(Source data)
=-=-=-=-=
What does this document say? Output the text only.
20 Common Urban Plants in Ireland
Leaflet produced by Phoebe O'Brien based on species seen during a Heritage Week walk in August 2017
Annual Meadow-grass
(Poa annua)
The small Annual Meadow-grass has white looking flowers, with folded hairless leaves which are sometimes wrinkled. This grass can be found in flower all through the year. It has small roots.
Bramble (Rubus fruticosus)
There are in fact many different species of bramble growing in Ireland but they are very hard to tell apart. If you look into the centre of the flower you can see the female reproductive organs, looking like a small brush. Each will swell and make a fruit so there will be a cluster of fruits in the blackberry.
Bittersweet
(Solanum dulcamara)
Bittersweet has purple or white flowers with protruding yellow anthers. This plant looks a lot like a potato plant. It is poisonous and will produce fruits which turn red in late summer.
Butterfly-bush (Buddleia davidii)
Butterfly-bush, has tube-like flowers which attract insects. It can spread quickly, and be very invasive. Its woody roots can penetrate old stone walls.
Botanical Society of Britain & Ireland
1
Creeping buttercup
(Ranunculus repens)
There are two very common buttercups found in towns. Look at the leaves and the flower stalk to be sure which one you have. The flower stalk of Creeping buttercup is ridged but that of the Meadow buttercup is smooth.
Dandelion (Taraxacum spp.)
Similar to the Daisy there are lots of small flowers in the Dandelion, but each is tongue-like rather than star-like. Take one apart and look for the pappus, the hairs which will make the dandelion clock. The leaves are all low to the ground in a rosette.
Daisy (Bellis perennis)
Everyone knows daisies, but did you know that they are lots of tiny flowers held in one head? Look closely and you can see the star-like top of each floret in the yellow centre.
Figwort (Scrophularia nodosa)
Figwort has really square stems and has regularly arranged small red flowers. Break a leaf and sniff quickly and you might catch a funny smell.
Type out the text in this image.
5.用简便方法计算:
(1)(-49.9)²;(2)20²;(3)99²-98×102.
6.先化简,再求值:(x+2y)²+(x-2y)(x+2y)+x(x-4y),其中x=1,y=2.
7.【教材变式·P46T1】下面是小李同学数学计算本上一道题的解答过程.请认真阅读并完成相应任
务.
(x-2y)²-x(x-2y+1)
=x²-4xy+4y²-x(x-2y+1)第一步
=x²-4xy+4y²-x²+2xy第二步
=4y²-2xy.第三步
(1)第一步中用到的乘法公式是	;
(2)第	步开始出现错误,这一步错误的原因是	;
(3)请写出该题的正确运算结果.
=-=-=-=-=
WHAT IS NEEDED :: Report every line in the data above in which the word "Bittersweet" appears.

WORKED ANSWER ::
Bittersweet
Bittersweet has purple or white flowers with protruding yellow anthers. This plant looks a lot like a potato plant. It is poisonous and will produce fruits which turn red in late summer.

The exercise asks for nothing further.